Goal of the exercise
Reproduce the listing below exactly, minus its pictures.

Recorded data
■ ■ ■
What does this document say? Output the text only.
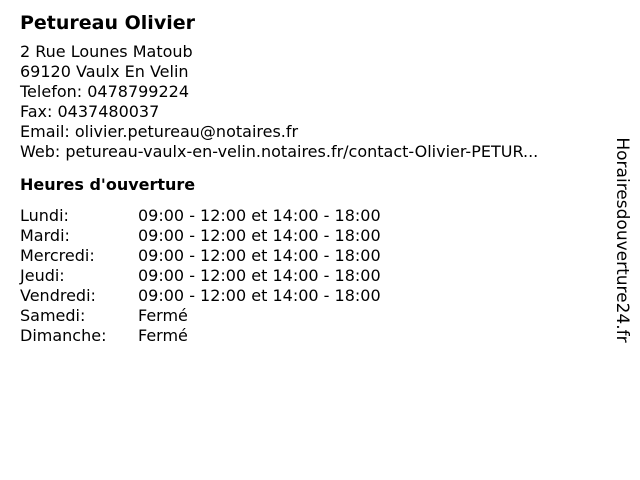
Petureau Olivier
2 Rue Lounes Matoub
69120 Vaulx En Velin
Telefon: 0478799224
Fax: 0437480037
Email: olivier.petureau@notaires.fr
Web: petureau-vaulx-en-velin.notaires.fr/contact-Olivier-PETUR...
Heures d'ouverture
Lundi:	09:00 - 12:00 et 14:00 - 18:00
Mardi:	09:00 - 12:00 et 14:00 - 18:00
Mercredi:	09:00 - 12:00 et 14:00 - 18:00
Jeudi:	09:00 - 12:00 et 14:00 - 18:00
Vendredi:	09:00 - 12:00 et 14:00 - 18:00
Samedi:	Fermé
Dimanche:	Fermé	Horairesdouverture24.fr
■ ■ ■
Complete response
What does this document say? Output the text only.
Petureau Olivier
2 Rue Lounes Matoub
69120 Vaulx En Velin
Telefon: 0478799224
Fax: 0437480037
Email: olivier.petureau@notaires.fr
Web: petureau-vaulx-en-velin.notaires.fr/contact-Olivier-PETUR...
Heures d'ouverture
Lundi:	09:00 - 12:00 et 14:00 - 18:00
Mardi:	09:00 - 12:00 et 14:00 - 18:00
Mercredi:	09:00 - 12:00 et 14:00 - 18:00
Jeudi:	09:00 - 12:00 et 14:00 - 18:00
Vendredi:	09:00 - 12:00 et 14:00 - 18:00
Samedi:	Fermé
Dimanche:	Fermé	Horairesdouverture24.fr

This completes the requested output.